**Source data**
◆ ◆ ◆
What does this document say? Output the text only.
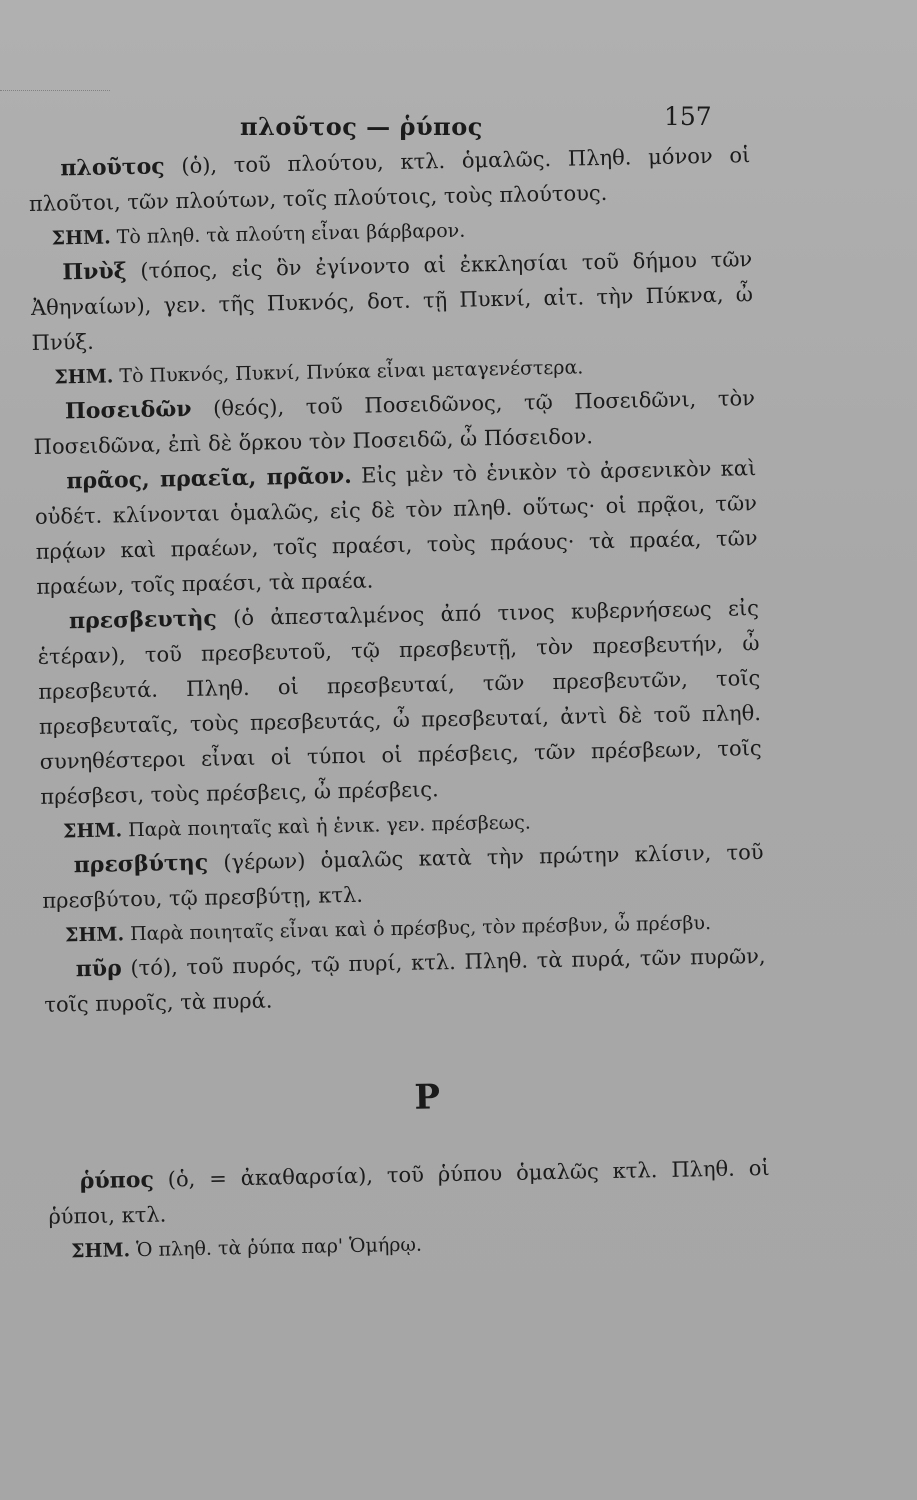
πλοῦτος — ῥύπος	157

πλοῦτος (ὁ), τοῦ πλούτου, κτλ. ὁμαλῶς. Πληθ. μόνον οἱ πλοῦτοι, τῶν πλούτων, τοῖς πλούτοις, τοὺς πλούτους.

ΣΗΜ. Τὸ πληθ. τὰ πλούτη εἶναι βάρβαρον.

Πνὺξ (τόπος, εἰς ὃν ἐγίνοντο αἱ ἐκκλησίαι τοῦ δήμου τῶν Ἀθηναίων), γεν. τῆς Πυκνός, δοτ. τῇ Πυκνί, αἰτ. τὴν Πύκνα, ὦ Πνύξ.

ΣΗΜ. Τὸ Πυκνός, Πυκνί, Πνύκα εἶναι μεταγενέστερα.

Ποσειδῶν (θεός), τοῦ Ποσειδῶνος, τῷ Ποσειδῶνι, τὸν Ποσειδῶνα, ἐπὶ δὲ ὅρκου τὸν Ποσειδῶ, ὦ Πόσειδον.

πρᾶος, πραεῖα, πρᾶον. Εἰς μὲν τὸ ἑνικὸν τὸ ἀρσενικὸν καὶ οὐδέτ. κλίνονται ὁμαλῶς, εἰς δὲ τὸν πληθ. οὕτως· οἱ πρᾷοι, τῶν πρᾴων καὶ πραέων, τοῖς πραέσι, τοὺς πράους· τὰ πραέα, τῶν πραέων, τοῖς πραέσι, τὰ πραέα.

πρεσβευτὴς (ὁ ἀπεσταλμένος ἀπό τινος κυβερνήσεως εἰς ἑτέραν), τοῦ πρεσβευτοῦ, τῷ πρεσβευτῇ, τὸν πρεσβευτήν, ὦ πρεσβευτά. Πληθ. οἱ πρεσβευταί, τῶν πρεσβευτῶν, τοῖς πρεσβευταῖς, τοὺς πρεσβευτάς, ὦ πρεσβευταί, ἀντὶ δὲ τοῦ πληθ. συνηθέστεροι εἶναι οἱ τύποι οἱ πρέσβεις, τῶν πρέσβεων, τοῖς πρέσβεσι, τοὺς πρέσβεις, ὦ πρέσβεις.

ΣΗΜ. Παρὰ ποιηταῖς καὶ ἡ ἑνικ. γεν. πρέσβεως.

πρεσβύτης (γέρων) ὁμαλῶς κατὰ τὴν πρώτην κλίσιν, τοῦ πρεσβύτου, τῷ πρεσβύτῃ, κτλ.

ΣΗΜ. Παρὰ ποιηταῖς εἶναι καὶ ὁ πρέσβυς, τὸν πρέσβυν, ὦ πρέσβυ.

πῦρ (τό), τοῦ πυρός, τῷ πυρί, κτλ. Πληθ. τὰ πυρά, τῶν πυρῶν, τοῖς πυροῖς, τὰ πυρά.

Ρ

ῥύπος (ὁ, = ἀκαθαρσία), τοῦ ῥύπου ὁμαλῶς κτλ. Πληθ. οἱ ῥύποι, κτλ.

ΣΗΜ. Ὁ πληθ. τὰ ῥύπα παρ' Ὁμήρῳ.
◆ ◆ ◆
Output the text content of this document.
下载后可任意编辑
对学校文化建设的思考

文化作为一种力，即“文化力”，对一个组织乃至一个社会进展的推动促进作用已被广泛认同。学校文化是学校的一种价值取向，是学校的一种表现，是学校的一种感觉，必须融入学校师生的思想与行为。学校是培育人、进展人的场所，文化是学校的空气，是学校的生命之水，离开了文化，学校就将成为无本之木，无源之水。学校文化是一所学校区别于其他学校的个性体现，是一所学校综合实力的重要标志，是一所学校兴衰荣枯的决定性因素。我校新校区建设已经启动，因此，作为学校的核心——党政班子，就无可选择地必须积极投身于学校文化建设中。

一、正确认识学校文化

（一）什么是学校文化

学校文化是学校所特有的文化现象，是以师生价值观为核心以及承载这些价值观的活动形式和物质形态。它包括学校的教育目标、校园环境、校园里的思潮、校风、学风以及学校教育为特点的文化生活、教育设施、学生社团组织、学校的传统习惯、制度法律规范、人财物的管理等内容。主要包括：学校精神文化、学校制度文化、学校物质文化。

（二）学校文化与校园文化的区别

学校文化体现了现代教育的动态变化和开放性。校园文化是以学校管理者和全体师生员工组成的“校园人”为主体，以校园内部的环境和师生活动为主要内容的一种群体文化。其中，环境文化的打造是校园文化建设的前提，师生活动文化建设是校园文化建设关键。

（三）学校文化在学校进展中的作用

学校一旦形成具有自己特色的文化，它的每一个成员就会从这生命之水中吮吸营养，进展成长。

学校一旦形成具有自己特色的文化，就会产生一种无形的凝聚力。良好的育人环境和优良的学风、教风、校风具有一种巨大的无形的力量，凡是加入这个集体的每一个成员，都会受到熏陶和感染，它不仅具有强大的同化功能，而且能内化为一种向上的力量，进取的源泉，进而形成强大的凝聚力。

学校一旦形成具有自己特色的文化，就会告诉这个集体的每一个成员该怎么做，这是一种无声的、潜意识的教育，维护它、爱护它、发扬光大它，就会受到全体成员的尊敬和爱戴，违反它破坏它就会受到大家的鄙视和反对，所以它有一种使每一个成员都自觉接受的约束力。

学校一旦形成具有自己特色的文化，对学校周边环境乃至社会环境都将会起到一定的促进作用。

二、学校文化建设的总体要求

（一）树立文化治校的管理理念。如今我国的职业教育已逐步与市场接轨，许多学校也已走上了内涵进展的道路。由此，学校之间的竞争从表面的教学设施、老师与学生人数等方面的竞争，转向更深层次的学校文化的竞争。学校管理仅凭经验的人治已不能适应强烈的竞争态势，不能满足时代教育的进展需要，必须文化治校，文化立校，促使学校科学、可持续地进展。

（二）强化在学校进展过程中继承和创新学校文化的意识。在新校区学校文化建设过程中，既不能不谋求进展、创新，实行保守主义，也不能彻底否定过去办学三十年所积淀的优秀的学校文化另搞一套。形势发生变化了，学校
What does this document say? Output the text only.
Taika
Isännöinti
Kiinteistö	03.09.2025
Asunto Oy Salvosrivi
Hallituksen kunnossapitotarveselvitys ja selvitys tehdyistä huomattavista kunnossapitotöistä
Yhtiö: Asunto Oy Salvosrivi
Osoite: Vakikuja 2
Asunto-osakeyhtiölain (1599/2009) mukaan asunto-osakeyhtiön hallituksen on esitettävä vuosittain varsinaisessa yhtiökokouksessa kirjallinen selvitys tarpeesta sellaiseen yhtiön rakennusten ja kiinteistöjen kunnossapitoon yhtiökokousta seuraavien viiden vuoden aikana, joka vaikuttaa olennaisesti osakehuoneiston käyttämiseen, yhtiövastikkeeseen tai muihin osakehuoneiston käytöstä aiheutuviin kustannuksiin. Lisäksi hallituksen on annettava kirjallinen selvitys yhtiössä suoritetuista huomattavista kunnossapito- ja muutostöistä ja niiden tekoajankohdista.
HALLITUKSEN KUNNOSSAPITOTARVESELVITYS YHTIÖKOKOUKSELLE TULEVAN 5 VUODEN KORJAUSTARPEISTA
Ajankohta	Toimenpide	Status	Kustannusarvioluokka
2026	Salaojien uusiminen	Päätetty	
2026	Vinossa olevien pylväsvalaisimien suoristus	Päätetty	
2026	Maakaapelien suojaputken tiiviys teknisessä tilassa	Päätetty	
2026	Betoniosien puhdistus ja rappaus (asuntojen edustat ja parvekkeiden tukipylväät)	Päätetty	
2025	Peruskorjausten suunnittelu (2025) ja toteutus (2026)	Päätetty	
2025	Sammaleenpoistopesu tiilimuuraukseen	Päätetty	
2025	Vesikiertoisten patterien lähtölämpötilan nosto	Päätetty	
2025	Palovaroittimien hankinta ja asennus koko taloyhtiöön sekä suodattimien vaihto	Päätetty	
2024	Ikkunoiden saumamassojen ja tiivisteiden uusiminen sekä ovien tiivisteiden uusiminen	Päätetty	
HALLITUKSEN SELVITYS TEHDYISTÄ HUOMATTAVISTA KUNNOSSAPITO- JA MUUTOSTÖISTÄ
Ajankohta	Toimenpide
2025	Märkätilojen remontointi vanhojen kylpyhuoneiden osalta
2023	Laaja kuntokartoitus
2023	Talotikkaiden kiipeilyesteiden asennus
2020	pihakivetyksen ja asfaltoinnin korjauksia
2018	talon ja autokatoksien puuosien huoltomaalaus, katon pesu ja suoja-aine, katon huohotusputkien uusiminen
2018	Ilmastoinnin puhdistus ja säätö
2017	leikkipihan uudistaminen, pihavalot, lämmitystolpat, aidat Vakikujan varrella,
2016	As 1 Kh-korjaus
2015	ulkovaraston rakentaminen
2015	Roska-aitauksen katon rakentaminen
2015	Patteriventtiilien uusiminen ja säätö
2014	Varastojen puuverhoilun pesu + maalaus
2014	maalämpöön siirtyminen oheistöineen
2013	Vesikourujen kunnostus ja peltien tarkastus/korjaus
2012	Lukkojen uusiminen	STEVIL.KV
◆ ◆ ◆
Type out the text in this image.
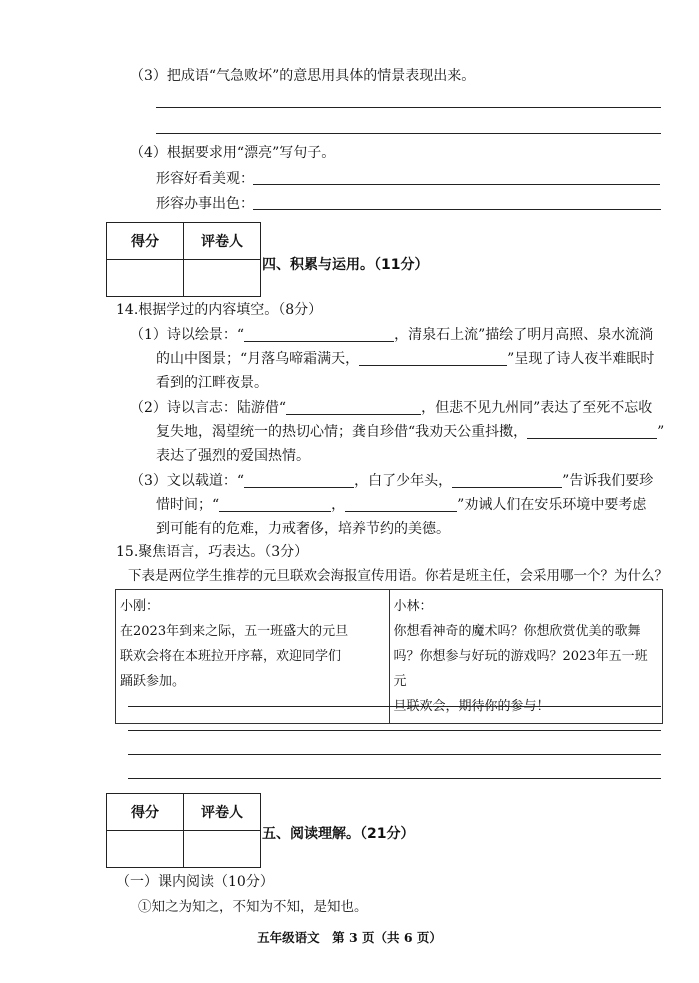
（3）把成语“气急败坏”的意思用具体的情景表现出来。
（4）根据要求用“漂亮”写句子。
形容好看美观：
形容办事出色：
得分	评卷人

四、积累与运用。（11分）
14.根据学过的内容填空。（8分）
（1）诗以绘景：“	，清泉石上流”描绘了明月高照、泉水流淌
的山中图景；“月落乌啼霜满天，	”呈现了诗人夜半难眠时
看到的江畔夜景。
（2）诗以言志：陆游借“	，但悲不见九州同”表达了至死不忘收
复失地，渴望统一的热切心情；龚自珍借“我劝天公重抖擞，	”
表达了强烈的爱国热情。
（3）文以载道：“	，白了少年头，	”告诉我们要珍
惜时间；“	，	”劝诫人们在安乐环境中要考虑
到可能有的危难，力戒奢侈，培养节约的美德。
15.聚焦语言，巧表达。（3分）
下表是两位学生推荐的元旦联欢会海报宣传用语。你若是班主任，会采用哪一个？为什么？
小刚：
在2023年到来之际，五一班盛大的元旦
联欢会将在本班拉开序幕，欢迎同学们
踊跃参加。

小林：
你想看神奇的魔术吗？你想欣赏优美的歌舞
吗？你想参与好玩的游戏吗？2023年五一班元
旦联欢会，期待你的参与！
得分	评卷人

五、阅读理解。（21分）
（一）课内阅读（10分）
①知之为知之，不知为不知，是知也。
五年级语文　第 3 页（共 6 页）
◆ ◆ ◆
**The problem**
Identify the lines in the entries above that contain "katon", then copy them out.

**The reply**
2018	talon ja autokatoksien puuosien huoltomaalaus, katon pesu ja suoja-aine, katon huohotusputkien uusiminen
2015	Roska-aitauksen katon rakentaminen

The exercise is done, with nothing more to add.